** Start Records shown **

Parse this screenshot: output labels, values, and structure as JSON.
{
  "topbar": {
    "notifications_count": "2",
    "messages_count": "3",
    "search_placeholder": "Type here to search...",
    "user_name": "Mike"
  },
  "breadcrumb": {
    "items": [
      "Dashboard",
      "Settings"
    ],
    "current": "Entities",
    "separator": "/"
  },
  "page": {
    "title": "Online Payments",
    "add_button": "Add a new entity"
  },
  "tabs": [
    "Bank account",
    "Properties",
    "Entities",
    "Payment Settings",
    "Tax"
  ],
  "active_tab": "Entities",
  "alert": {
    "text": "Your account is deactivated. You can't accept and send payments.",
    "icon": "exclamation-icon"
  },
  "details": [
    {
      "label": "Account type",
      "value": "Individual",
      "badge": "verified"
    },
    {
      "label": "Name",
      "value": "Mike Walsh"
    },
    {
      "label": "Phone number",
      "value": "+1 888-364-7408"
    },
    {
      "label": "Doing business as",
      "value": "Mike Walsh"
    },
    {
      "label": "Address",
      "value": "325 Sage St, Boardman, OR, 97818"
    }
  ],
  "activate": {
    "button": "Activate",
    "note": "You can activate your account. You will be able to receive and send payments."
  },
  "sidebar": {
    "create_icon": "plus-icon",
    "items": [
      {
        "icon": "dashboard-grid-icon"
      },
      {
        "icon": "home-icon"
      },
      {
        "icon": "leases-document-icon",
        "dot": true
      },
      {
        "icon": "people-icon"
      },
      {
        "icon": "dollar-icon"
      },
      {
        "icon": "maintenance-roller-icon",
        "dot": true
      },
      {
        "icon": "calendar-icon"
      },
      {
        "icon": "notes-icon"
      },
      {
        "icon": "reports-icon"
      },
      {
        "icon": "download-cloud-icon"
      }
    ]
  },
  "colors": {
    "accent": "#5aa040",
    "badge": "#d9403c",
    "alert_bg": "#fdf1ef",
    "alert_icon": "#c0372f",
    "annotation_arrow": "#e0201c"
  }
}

** End Records shown **
** Start Records shown **

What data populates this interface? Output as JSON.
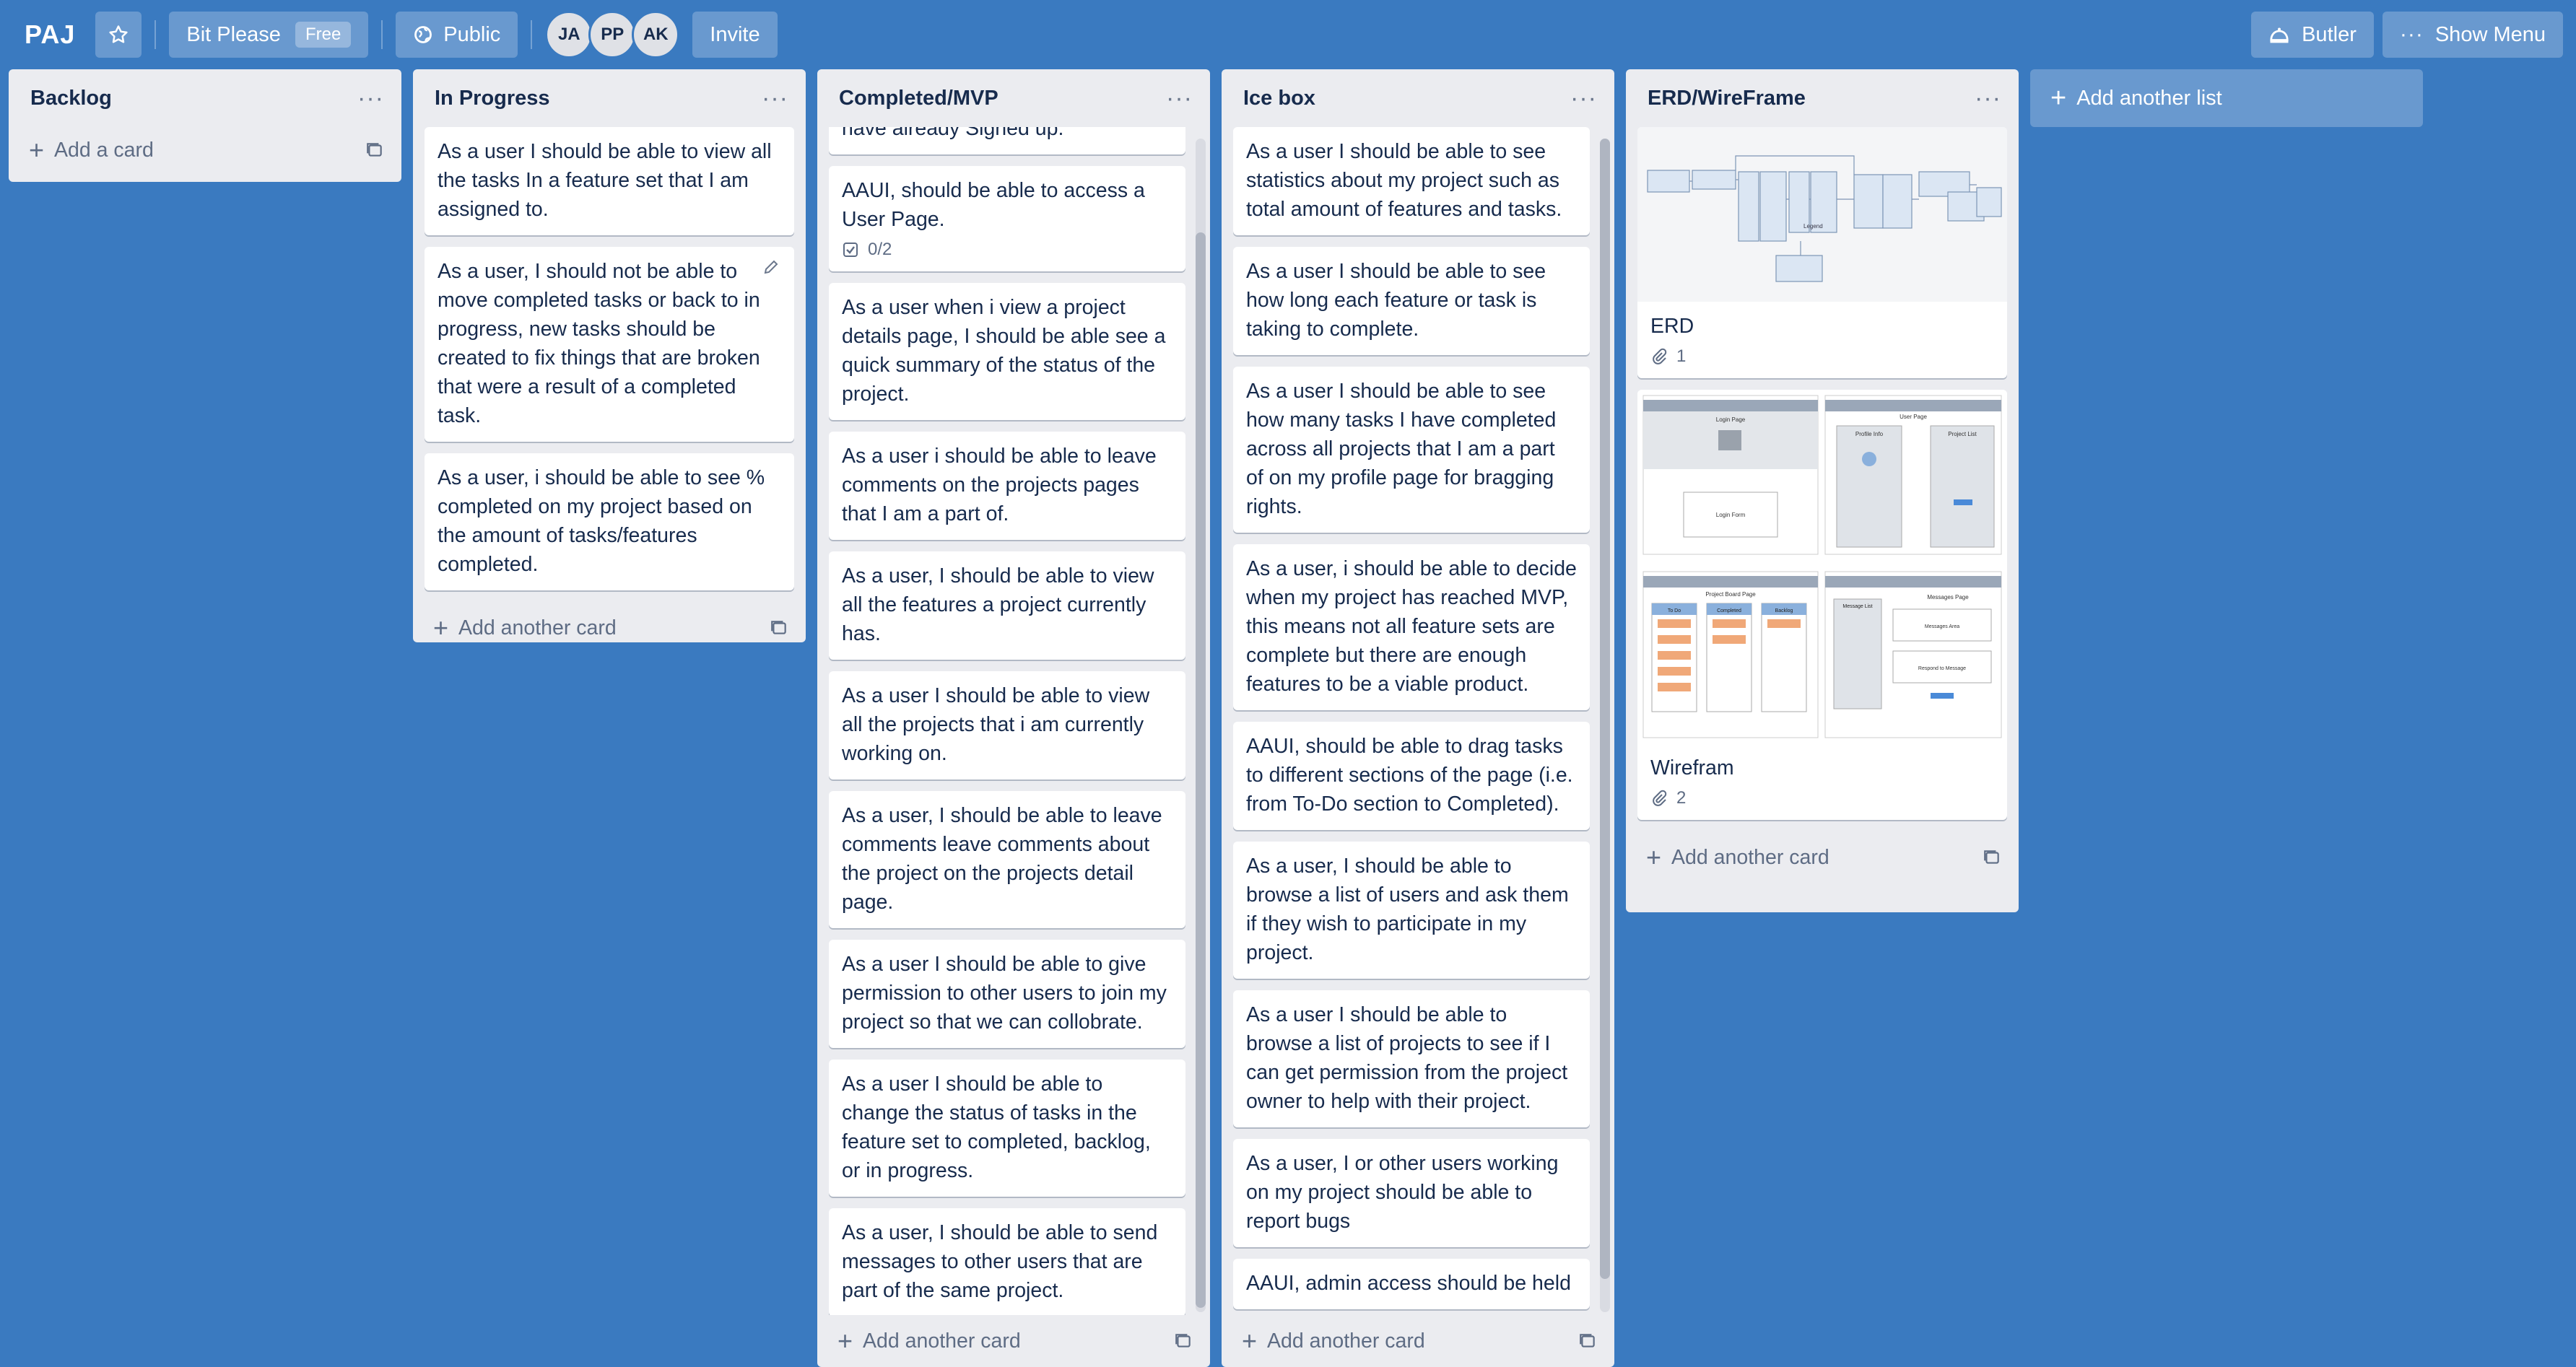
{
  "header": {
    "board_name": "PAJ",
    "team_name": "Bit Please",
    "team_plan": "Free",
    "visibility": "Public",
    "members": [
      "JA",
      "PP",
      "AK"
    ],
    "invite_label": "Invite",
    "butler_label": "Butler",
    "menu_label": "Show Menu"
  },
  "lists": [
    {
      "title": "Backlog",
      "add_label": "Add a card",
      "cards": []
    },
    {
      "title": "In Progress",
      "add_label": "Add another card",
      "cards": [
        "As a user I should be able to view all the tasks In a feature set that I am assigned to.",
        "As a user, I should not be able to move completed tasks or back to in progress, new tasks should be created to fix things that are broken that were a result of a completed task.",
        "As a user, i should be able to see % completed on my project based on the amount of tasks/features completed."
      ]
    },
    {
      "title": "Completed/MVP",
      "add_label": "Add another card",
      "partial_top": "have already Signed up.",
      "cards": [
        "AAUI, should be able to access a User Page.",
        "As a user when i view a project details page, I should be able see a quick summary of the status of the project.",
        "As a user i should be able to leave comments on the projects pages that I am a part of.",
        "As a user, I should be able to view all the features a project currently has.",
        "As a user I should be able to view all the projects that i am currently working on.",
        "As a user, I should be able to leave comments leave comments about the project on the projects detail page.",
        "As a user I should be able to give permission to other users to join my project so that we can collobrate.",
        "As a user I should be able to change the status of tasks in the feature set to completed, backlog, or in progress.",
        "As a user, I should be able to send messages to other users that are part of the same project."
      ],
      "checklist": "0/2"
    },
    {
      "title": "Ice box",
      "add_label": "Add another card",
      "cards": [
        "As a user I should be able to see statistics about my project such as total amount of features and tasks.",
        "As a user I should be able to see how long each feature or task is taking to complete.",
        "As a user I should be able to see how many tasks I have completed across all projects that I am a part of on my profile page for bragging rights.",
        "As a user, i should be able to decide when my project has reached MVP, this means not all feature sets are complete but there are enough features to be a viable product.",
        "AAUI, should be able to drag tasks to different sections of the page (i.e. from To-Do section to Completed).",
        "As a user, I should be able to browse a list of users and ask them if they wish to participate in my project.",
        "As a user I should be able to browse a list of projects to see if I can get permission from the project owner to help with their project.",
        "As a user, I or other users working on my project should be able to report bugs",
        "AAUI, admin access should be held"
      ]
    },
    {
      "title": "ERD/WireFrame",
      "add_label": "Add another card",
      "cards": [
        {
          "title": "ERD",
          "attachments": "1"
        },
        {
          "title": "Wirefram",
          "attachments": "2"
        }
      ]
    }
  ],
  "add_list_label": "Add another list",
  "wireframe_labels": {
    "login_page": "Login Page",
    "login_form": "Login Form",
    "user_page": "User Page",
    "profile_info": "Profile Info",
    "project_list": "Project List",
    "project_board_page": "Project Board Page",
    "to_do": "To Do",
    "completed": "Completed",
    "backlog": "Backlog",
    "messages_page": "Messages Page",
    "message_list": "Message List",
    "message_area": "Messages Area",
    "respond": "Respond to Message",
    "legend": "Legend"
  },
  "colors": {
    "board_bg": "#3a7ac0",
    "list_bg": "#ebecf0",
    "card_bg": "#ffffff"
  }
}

** End Records shown **

-- Problem to work on --
Compute the number of lines above that contain the string "working". Reply with that value only.

-- Task solution --
2